### Records for this task

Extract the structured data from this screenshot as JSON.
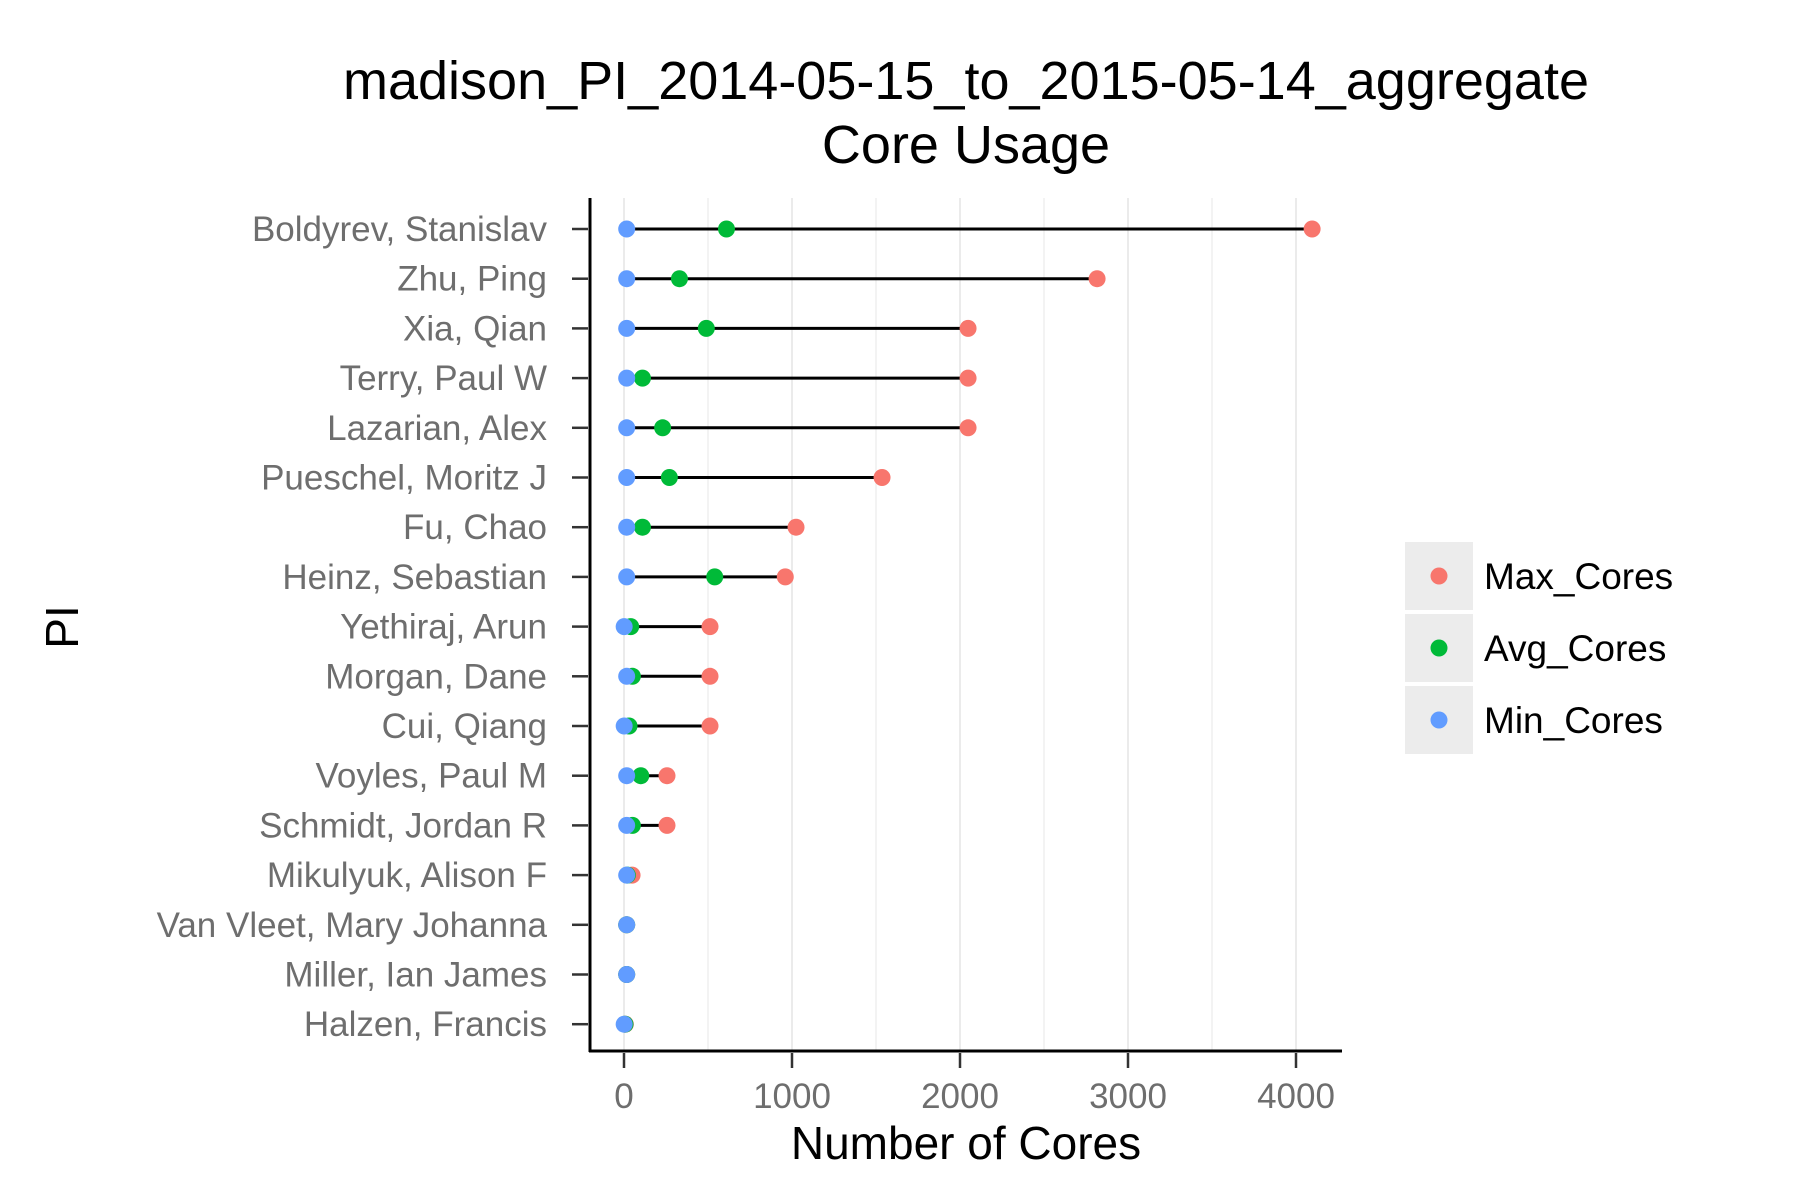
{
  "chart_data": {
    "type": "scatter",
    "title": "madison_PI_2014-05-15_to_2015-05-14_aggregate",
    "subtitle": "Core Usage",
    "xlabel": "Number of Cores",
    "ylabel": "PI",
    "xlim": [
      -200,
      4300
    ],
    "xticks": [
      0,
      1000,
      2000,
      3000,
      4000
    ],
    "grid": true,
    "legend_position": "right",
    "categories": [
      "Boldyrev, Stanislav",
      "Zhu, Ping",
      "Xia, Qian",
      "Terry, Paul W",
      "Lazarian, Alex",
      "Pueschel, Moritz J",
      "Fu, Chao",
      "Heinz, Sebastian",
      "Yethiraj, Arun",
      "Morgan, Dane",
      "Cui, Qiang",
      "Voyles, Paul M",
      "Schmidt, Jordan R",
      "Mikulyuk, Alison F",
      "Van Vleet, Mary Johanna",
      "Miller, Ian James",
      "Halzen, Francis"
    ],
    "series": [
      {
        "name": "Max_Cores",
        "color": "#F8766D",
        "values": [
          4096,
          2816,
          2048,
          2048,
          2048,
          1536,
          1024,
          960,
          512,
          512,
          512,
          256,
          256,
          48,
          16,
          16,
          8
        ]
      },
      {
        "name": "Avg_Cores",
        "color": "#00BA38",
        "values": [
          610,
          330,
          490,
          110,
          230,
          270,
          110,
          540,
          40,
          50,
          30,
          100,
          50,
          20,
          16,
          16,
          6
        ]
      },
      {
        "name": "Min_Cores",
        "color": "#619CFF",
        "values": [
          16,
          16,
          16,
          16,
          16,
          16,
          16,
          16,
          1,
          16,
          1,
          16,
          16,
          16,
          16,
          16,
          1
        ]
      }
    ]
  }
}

######
### Records for this task

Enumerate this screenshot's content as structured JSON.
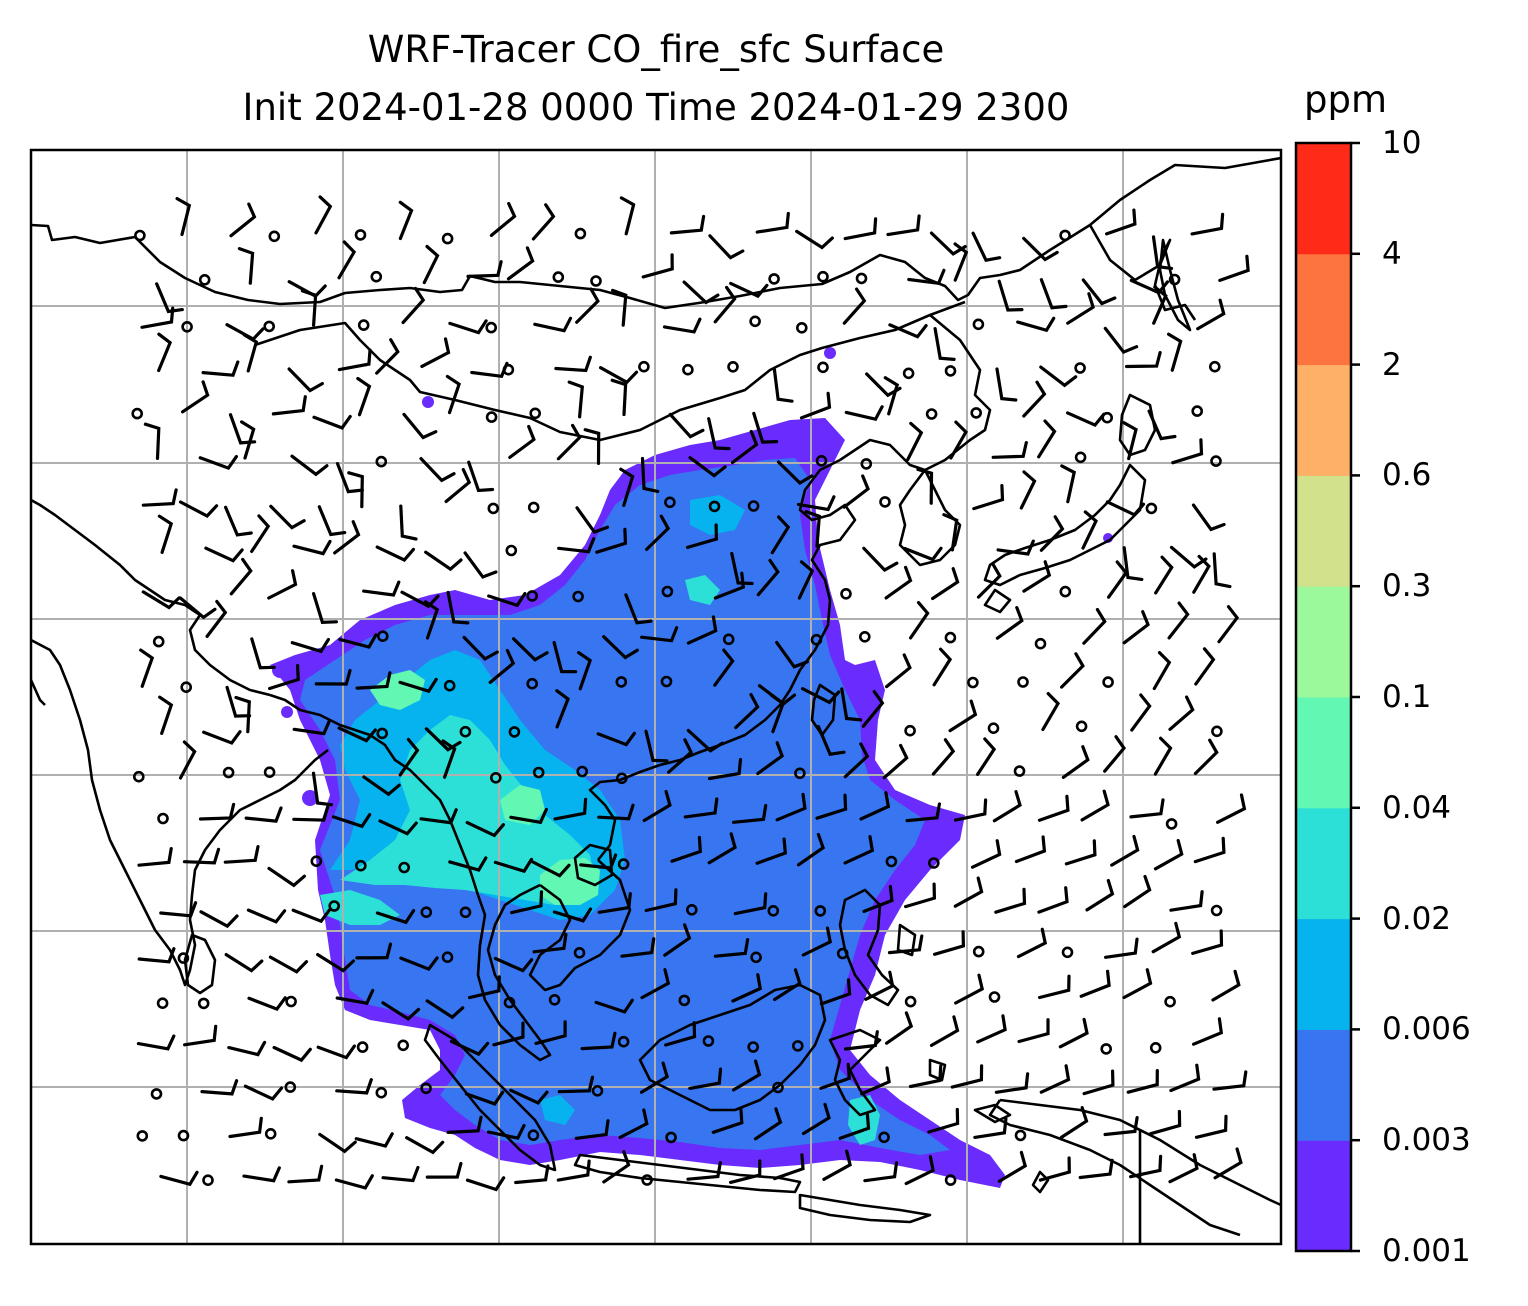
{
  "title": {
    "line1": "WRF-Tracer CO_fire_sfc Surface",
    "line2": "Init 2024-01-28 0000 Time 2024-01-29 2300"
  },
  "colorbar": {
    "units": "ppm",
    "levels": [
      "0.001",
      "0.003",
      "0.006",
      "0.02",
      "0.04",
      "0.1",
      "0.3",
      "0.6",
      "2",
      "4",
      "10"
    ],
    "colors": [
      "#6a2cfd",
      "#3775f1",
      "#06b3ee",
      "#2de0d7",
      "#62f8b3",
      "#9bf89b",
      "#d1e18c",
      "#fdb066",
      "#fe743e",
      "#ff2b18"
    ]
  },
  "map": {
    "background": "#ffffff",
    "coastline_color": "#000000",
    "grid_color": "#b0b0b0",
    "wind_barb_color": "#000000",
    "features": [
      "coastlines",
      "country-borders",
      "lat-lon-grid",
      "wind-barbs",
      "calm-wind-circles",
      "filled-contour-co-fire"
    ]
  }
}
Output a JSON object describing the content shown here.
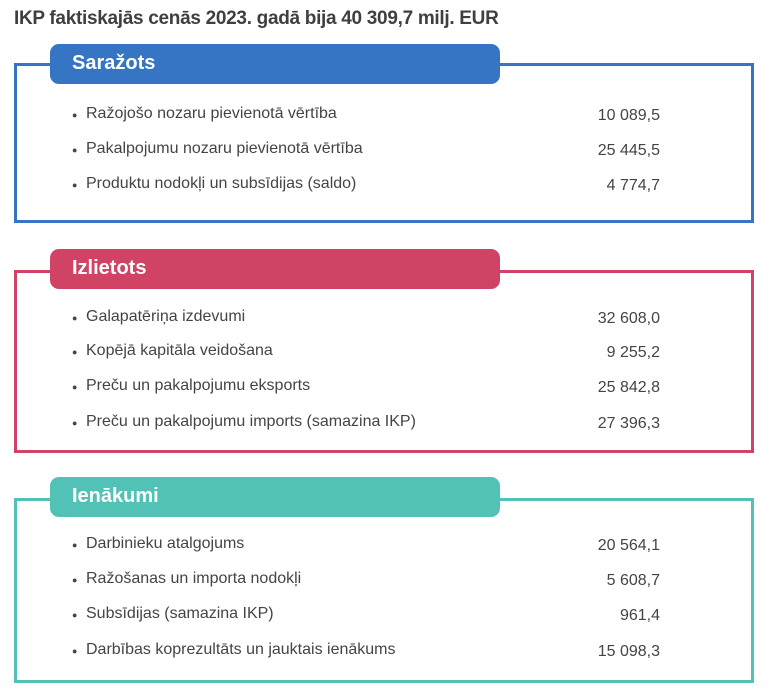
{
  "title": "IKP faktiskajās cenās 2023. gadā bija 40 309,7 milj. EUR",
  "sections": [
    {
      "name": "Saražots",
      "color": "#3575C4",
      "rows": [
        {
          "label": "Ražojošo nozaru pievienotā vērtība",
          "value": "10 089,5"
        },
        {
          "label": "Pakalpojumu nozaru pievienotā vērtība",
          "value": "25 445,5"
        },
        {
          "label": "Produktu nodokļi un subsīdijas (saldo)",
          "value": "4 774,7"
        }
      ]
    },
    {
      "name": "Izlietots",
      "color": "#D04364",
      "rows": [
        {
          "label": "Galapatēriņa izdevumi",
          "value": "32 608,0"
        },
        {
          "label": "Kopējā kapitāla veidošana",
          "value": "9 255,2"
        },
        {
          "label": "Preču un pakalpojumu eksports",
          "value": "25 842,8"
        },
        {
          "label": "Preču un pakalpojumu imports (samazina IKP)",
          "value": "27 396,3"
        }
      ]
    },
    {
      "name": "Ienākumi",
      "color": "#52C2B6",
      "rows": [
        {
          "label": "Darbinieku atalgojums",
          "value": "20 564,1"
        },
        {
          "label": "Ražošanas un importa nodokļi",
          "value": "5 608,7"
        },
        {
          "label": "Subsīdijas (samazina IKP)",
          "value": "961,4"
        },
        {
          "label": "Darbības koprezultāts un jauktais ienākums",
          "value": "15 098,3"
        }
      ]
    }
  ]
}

######

● Exercise goal: Using the data above, say how many lines include "Preču". No other reply is needed.

● Solution for this exercise: 2